**WHAT THE TASK REQUIRES:**
What follows is a listing to be transcribed exactly.
======== AVAILABLE DATA
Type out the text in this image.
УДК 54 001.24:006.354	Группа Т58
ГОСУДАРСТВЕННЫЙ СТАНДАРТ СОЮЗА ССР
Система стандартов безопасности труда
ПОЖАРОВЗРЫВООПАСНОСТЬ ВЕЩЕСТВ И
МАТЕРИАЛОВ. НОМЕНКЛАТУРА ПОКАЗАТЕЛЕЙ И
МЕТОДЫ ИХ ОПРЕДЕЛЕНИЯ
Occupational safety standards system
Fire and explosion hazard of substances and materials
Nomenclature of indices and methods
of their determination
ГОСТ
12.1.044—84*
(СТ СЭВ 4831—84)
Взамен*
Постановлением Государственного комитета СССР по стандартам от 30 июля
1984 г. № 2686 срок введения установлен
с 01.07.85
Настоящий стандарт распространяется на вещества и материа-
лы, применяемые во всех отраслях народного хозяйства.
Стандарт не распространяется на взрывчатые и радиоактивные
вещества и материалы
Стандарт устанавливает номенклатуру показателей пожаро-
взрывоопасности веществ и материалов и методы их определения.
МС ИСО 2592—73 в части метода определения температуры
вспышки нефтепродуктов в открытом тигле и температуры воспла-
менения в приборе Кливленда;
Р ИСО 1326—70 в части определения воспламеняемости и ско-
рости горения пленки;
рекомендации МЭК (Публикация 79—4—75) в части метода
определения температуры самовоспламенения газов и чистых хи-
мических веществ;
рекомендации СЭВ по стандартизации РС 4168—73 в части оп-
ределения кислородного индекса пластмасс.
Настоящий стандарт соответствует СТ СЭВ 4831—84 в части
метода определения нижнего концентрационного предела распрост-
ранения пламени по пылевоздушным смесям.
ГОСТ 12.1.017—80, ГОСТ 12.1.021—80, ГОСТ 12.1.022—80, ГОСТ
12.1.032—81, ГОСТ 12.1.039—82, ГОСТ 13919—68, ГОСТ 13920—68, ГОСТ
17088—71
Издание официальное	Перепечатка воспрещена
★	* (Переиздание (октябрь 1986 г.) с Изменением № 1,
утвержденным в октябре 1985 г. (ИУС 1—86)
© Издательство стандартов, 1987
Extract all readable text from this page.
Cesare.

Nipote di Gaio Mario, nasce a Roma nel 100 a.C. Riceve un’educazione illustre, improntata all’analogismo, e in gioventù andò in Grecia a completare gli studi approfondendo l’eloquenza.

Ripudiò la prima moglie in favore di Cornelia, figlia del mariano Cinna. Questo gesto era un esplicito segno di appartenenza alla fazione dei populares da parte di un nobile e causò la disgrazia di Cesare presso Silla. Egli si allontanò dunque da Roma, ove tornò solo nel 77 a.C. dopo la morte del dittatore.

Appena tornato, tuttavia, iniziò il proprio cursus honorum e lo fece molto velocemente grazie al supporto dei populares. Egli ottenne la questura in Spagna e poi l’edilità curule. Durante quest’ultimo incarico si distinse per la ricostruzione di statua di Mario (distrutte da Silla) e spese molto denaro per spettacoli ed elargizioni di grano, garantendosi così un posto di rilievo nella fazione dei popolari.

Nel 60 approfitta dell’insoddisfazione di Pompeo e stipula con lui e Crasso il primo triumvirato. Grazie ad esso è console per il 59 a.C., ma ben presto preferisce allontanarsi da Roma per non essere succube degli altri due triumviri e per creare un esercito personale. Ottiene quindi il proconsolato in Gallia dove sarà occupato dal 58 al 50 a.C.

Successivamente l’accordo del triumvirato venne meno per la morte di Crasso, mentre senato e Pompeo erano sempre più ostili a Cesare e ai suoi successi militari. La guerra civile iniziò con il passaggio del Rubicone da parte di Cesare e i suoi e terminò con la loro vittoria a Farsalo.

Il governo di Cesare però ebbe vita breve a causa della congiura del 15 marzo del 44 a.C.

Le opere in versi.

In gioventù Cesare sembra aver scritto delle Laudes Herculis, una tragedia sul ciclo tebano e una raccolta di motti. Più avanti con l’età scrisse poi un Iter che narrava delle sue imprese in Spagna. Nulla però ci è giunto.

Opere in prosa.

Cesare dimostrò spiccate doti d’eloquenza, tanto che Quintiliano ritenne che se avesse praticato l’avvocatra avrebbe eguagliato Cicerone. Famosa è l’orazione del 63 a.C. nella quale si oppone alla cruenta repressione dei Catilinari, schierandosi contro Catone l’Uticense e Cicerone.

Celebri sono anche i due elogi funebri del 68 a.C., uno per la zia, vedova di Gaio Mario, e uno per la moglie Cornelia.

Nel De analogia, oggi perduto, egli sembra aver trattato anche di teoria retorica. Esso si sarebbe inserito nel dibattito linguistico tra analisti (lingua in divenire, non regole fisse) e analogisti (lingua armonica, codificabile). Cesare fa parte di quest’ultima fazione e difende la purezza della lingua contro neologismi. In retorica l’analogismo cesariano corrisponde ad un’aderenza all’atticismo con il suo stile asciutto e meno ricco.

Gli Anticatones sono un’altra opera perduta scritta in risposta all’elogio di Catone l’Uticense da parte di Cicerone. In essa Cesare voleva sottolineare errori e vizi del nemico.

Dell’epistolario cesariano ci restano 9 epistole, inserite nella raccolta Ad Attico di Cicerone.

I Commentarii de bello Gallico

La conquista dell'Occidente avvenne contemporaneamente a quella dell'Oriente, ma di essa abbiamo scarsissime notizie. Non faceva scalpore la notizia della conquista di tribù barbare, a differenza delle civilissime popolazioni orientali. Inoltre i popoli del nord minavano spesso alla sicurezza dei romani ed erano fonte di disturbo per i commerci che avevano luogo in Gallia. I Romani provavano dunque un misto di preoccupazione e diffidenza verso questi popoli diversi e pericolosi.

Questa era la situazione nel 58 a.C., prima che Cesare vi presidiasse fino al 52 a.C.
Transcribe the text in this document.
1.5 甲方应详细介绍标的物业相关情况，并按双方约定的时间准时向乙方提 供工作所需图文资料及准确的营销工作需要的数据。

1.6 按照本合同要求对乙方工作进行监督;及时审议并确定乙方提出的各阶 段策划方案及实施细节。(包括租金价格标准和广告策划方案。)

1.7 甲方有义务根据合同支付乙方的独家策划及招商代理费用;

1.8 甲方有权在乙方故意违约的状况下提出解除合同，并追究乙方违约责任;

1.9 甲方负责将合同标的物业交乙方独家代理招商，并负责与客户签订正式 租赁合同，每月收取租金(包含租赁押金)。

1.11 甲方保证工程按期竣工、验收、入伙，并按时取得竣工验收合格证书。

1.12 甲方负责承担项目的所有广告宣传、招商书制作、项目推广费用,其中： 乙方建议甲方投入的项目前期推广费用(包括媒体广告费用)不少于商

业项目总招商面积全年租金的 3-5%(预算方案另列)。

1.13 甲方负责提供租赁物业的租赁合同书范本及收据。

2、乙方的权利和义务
================
**FINISHED TASK:**
Type out the text in this image.
УДК 54 001.24:006.354	Группа Т58
ГОСУДАРСТВЕННЫЙ СТАНДАРТ СОЮЗА ССР
Система стандартов безопасности труда
ПОЖАРОВЗРЫВООПАСНОСТЬ ВЕЩЕСТВ И
МАТЕРИАЛОВ. НОМЕНКЛАТУРА ПОКАЗАТЕЛЕЙ И
МЕТОДЫ ИХ ОПРЕДЕЛЕНИЯ
Occupational safety standards system
Fire and explosion hazard of substances and materials
Nomenclature of indices and methods
of their determination
ГОСТ
12.1.044—84*
(СТ СЭВ 4831—84)
Взамен*
Постановлением Государственного комитета СССР по стандартам от 30 июля
1984 г. № 2686 срок введения установлен
с 01.07.85
Настоящий стандарт распространяется на вещества и материа-
лы, применяемые во всех отраслях народного хозяйства.
Стандарт не распространяется на взрывчатые и радиоактивные
вещества и материалы
Стандарт устанавливает номенклатуру показателей пожаро-
взрывоопасности веществ и материалов и методы их определения.
МС ИСО 2592—73 в части метода определения температуры
вспышки нефтепродуктов в открытом тигле и температуры воспла-
менения в приборе Кливленда;
Р ИСО 1326—70 в части определения воспламеняемости и ско-
рости горения пленки;
рекомендации МЭК (Публикация 79—4—75) в части метода
определения температуры самовоспламенения газов и чистых хи-
мических веществ;
рекомендации СЭВ по стандартизации РС 4168—73 в части оп-
ределения кислородного индекса пластмасс.
Настоящий стандарт соответствует СТ СЭВ 4831—84 в части
метода определения нижнего концентрационного предела распрост-
ранения пламени по пылевоздушным смесям.
ГОСТ 12.1.017—80, ГОСТ 12.1.021—80, ГОСТ 12.1.022—80, ГОСТ
12.1.032—81, ГОСТ 12.1.039—82, ГОСТ 13919—68, ГОСТ 13920—68, ГОСТ
17088—71
Издание официальное	Перепечатка воспрещена
★	* (Переиздание (октябрь 1986 г.) с Изменением № 1,
утвержденным в октябре 1985 г. (ИУС 1—86)
© Издательство стандартов, 1987
Extract all readable text from this page.
Cesare.

Nipote di Gaio Mario, nasce a Roma nel 100 a.C. Riceve un’educazione illustre, improntata all’analogismo, e in gioventù andò in Grecia a completare gli studi approfondendo l’eloquenza.

Ripudiò la prima moglie in favore di Cornelia, figlia del mariano Cinna. Questo gesto era un esplicito segno di appartenenza alla fazione dei populares da parte di un nobile e causò la disgrazia di Cesare presso Silla. Egli si allontanò dunque da Roma, ove tornò solo nel 77 a.C. dopo la morte del dittatore.

Appena tornato, tuttavia, iniziò il proprio cursus honorum e lo fece molto velocemente grazie al supporto dei populares. Egli ottenne la questura in Spagna e poi l’edilità curule. Durante quest’ultimo incarico si distinse per la ricostruzione di statua di Mario (distrutte da Silla) e spese molto denaro per spettacoli ed elargizioni di grano, garantendosi così un posto di rilievo nella fazione dei popolari.

Nel 60 approfitta dell’insoddisfazione di Pompeo e stipula con lui e Crasso il primo triumvirato. Grazie ad esso è console per il 59 a.C., ma ben presto preferisce allontanarsi da Roma per non essere succube degli altri due triumviri e per creare un esercito personale. Ottiene quindi il proconsolato in Gallia dove sarà occupato dal 58 al 50 a.C.

Successivamente l’accordo del triumvirato venne meno per la morte di Crasso, mentre senato e Pompeo erano sempre più ostili a Cesare e ai suoi successi militari. La guerra civile iniziò con il passaggio del Rubicone da parte di Cesare e i suoi e terminò con la loro vittoria a Farsalo.

Il governo di Cesare però ebbe vita breve a causa della congiura del 15 marzo del 44 a.C.

Le opere in versi.

In gioventù Cesare sembra aver scritto delle Laudes Herculis, una tragedia sul ciclo tebano e una raccolta di motti. Più avanti con l’età scrisse poi un Iter che narrava delle sue imprese in Spagna. Nulla però ci è giunto.

Opere in prosa.

Cesare dimostrò spiccate doti d’eloquenza, tanto che Quintiliano ritenne che se avesse praticato l’avvocatra avrebbe eguagliato Cicerone. Famosa è l’orazione del 63 a.C. nella quale si oppone alla cruenta repressione dei Catilinari, schierandosi contro Catone l’Uticense e Cicerone.

Celebri sono anche i due elogi funebri del 68 a.C., uno per la zia, vedova di Gaio Mario, e uno per la moglie Cornelia.

Nel De analogia, oggi perduto, egli sembra aver trattato anche di teoria retorica. Esso si sarebbe inserito nel dibattito linguistico tra analisti (lingua in divenire, non regole fisse) e analogisti (lingua armonica, codificabile). Cesare fa parte di quest’ultima fazione e difende la purezza della lingua contro neologismi. In retorica l’analogismo cesariano corrisponde ad un’aderenza all’atticismo con il suo stile asciutto e meno ricco.

Gli Anticatones sono un’altra opera perduta scritta in risposta all’elogio di Catone l’Uticense da parte di Cicerone. In essa Cesare voleva sottolineare errori e vizi del nemico.

Dell’epistolario cesariano ci restano 9 epistole, inserite nella raccolta Ad Attico di Cicerone.

I Commentarii de bello Gallico

La conquista dell'Occidente avvenne contemporaneamente a quella dell'Oriente, ma di essa abbiamo scarsissime notizie. Non faceva scalpore la notizia della conquista di tribù barbare, a differenza delle civilissime popolazioni orientali. Inoltre i popoli del nord minavano spesso alla sicurezza dei romani ed erano fonte di disturbo per i commerci che avevano luogo in Gallia. I Romani provavano dunque un misto di preoccupazione e diffidenza verso questi popoli diversi e pericolosi.

Questa era la situazione nel 58 a.C., prima che Cesare vi presidiasse fino al 52 a.C.
Transcribe the text in this document.
1.5 甲方应详细介绍标的物业相关情况，并按双方约定的时间准时向乙方提 供工作所需图文资料及准确的营销工作需要的数据。

1.6 按照本合同要求对乙方工作进行监督;及时审议并确定乙方提出的各阶 段策划方案及实施细节。(包括租金价格标准和广告策划方案。)

1.7 甲方有义务根据合同支付乙方的独家策划及招商代理费用;

1.8 甲方有权在乙方故意违约的状况下提出解除合同，并追究乙方违约责任;

1.9 甲方负责将合同标的物业交乙方独家代理招商，并负责与客户签订正式 租赁合同，每月收取租金(包含租赁押金)。

1.11 甲方保证工程按期竣工、验收、入伙，并按时取得竣工验收合格证书。

1.12 甲方负责承担项目的所有广告宣传、招商书制作、项目推广费用,其中： 乙方建议甲方投入的项目前期推广费用(包括媒体广告费用)不少于商

业项目总招商面积全年租金的 3-5%(预算方案另列)。

1.13 甲方负责提供租赁物业的租赁合同书范本及收据。

2、乙方的权利和义务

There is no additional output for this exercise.